▶ **Exercise goal**
From the entries below, copy every line that holds the word "Agenda".

[Collection entries]
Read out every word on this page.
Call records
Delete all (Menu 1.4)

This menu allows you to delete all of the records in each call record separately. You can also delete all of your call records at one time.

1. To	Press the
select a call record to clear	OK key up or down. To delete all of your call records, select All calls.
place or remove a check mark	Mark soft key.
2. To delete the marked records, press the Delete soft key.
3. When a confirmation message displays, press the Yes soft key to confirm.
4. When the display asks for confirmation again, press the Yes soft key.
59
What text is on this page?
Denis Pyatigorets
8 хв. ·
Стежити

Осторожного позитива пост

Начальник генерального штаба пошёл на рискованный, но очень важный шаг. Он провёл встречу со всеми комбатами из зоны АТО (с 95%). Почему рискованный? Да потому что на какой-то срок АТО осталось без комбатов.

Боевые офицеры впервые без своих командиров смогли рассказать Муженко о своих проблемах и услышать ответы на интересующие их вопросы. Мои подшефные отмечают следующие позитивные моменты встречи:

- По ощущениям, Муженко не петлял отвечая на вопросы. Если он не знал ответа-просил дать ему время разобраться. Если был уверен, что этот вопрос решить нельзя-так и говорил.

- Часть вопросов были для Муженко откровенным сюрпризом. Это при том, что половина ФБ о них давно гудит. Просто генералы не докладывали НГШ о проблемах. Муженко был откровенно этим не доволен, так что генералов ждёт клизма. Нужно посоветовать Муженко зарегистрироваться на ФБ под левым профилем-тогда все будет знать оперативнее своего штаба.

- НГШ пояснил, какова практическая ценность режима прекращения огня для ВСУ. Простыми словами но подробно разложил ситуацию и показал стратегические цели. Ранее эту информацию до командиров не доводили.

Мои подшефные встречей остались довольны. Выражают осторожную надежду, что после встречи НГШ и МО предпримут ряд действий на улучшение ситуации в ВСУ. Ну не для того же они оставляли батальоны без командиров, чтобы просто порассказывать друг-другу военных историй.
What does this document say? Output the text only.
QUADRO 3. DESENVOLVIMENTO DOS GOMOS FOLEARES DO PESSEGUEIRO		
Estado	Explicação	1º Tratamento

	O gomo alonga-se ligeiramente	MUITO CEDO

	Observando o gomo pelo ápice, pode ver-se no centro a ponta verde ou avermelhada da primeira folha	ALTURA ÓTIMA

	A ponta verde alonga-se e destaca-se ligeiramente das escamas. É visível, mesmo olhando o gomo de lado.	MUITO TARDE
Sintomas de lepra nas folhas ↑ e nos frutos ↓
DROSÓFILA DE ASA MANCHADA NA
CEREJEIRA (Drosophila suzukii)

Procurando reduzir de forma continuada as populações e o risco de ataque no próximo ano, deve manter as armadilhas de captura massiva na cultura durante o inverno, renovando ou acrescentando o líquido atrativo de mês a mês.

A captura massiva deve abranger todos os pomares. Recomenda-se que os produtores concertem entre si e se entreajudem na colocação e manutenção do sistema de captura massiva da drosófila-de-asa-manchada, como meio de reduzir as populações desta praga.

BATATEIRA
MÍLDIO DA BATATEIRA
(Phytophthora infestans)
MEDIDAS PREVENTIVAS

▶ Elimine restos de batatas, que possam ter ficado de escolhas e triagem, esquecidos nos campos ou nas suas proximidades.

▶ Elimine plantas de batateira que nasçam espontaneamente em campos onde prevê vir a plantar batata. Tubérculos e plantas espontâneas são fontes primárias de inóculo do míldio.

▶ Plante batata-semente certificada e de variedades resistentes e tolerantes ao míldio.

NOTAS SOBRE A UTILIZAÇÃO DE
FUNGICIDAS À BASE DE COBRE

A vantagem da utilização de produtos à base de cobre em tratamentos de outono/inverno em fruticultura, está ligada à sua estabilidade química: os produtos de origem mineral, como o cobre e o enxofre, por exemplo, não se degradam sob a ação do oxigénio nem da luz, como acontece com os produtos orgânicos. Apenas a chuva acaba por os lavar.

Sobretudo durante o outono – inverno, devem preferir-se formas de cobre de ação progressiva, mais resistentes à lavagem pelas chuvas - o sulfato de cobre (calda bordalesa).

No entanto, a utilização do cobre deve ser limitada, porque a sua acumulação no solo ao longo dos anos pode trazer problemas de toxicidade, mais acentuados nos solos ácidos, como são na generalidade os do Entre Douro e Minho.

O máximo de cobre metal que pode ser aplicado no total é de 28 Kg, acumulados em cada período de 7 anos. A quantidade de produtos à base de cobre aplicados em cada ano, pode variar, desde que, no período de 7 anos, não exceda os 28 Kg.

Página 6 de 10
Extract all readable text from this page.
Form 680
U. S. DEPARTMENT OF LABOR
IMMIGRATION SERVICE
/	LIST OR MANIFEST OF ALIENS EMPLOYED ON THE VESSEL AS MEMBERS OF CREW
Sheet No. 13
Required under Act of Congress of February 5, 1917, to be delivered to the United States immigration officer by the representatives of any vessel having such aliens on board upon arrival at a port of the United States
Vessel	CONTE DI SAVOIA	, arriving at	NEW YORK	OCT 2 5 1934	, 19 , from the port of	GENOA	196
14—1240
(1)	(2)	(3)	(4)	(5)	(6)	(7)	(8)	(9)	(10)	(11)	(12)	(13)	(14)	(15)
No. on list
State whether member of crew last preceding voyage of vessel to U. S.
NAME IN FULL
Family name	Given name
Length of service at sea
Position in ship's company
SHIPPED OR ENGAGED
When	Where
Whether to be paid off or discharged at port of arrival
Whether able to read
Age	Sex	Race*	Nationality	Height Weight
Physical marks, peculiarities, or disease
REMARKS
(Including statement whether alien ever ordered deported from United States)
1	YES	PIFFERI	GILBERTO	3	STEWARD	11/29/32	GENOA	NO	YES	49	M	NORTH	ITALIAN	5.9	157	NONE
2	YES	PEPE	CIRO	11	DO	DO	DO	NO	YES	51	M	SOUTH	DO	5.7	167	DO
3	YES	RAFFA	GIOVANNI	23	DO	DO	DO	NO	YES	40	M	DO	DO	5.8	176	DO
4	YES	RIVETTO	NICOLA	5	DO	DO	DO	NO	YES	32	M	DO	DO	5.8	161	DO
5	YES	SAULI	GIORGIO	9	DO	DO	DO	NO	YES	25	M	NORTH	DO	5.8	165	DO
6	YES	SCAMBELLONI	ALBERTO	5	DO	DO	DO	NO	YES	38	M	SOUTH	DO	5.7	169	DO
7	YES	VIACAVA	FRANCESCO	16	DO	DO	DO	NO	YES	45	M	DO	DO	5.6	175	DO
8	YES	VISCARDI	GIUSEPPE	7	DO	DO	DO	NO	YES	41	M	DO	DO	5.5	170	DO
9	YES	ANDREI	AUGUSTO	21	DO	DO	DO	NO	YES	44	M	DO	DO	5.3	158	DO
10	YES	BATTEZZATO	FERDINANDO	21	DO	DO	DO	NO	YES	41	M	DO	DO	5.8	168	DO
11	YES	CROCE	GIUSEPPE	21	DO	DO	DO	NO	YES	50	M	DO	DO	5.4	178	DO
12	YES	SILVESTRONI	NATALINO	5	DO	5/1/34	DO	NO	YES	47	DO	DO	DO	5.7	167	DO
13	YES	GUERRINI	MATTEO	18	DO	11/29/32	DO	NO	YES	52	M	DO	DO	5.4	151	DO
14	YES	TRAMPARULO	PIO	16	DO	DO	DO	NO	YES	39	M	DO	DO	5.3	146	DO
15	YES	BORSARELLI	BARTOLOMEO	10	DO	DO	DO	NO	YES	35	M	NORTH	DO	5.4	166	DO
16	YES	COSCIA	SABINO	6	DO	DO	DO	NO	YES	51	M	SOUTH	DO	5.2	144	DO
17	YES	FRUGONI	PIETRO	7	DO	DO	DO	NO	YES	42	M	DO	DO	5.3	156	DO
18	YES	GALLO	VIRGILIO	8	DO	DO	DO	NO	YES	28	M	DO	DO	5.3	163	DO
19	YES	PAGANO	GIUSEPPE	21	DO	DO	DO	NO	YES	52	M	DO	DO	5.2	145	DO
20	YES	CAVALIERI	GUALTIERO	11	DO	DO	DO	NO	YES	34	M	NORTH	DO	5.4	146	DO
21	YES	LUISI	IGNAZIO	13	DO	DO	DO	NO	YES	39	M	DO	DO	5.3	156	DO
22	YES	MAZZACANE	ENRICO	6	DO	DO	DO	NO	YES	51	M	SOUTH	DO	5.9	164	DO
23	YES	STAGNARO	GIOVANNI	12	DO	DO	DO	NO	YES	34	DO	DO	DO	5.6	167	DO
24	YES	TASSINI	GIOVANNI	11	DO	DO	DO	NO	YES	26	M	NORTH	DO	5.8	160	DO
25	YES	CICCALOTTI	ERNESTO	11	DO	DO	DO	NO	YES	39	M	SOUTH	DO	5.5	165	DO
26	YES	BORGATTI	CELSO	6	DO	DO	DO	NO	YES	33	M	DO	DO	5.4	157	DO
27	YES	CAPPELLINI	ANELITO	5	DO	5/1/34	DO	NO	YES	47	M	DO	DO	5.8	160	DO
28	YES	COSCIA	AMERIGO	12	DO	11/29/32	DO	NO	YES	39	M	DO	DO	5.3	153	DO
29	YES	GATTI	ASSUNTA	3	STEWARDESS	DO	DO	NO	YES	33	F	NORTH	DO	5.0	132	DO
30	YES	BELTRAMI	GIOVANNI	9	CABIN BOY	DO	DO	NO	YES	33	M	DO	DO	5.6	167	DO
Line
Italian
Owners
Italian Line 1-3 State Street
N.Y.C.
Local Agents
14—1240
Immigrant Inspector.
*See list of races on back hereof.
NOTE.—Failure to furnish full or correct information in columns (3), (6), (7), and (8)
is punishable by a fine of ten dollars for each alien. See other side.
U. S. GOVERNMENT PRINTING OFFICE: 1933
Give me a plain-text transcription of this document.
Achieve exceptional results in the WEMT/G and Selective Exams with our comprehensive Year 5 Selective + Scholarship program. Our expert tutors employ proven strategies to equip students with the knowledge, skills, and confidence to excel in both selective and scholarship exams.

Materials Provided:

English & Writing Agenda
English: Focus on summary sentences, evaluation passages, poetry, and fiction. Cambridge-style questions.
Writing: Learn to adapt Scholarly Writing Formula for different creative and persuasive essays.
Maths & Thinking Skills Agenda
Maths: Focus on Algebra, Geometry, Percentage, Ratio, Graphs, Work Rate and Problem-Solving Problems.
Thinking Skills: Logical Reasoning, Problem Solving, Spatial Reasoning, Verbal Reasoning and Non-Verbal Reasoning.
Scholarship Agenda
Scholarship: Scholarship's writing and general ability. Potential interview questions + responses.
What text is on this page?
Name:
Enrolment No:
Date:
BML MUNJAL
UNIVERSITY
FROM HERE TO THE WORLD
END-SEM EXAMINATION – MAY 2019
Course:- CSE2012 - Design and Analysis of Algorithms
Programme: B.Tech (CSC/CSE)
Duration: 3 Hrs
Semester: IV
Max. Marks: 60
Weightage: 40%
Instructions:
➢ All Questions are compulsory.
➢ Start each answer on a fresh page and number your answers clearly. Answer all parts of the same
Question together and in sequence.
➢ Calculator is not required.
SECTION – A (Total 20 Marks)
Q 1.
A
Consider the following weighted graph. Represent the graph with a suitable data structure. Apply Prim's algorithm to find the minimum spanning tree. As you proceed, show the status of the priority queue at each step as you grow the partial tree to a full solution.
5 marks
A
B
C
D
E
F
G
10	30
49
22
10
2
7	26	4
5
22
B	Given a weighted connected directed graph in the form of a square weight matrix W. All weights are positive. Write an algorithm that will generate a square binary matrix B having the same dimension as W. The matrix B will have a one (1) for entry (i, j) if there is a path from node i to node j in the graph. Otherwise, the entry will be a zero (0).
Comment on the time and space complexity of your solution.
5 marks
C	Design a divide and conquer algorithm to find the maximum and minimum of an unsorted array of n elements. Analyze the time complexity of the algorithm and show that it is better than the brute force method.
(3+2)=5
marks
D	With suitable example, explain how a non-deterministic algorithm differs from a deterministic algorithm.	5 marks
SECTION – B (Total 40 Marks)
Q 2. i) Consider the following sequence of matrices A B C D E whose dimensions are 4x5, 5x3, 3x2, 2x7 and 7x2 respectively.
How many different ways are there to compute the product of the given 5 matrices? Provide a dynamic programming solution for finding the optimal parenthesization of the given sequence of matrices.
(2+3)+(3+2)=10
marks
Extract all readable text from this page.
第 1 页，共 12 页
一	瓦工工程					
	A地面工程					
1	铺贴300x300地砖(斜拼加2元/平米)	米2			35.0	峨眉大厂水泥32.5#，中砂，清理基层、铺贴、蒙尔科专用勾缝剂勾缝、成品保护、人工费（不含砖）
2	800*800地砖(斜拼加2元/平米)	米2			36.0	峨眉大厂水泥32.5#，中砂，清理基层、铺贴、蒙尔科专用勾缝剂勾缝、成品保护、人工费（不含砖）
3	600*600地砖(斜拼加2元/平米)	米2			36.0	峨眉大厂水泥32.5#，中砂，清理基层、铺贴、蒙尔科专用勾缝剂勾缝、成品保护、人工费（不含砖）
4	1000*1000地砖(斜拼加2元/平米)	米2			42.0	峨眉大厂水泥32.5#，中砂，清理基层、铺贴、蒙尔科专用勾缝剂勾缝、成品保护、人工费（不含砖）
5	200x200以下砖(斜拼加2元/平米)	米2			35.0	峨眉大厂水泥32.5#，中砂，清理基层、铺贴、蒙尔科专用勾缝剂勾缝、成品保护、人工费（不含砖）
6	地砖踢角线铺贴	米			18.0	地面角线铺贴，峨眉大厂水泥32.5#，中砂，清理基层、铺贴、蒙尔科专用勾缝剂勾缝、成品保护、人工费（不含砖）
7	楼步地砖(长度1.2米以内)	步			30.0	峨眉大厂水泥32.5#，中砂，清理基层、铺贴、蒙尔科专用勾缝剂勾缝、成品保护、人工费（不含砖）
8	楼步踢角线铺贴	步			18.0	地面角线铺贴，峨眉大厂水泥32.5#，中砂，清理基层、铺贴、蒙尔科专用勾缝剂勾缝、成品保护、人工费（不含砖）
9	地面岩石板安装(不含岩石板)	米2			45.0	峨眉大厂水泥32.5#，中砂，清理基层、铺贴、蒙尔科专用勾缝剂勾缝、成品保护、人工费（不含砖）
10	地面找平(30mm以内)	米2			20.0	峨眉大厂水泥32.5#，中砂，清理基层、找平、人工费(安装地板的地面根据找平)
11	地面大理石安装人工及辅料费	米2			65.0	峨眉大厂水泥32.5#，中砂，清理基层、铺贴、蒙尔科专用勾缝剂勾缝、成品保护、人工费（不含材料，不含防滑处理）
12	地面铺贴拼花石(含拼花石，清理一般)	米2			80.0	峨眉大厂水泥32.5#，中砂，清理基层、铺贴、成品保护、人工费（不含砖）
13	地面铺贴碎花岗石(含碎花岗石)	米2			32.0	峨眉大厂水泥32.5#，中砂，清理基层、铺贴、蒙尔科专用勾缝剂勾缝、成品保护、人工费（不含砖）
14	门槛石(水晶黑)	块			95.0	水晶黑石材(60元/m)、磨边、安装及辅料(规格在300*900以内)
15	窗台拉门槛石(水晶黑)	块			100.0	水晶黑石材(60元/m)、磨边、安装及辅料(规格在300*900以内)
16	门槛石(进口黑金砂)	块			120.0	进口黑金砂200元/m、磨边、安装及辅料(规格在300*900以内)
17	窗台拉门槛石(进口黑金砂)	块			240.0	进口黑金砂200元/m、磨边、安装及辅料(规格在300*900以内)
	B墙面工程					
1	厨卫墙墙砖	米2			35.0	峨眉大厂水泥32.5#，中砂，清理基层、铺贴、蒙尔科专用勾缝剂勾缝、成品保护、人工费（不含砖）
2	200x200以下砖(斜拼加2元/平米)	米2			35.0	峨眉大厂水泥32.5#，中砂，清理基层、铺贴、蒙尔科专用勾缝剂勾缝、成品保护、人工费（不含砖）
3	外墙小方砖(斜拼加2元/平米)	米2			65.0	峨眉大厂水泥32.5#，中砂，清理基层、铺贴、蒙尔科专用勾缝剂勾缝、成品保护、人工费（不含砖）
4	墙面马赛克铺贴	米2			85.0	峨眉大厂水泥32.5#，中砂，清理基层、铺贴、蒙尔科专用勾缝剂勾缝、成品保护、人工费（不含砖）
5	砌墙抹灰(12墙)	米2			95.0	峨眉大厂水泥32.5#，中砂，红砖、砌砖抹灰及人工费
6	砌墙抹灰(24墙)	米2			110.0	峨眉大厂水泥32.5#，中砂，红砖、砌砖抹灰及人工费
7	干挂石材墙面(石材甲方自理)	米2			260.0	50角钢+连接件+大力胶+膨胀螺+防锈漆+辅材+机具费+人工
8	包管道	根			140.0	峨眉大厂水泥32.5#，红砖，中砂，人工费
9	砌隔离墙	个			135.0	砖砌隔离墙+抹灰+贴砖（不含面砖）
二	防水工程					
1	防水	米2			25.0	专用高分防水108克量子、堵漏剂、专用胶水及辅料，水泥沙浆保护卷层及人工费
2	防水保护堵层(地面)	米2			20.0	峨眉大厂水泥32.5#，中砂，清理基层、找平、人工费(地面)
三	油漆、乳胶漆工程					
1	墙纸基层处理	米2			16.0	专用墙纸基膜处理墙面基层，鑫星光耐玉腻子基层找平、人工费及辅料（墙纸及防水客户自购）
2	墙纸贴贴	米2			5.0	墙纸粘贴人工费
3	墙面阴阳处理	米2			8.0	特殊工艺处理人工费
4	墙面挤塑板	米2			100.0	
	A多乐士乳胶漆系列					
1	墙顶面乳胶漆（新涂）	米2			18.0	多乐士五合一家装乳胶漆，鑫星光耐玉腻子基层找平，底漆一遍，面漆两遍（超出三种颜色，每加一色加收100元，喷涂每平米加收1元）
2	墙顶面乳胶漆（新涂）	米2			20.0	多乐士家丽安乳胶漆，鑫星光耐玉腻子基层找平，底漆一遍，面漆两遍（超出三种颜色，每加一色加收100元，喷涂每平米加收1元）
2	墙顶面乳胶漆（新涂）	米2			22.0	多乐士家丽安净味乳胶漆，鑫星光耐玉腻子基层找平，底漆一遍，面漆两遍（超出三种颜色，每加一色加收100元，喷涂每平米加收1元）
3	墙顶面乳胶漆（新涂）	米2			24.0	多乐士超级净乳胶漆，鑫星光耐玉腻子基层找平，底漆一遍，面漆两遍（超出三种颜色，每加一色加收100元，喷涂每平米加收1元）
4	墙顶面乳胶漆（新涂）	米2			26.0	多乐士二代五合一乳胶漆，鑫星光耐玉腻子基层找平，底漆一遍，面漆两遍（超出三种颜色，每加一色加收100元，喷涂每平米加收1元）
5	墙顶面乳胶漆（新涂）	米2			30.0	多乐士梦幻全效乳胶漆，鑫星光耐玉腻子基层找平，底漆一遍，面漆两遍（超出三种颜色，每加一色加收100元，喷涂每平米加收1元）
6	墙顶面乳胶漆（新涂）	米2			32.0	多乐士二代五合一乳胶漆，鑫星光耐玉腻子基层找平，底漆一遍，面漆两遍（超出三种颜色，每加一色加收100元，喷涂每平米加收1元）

▶ **Response**
English & Writing Agenda
Maths & Thinking Skills Agenda
Scholarship Agenda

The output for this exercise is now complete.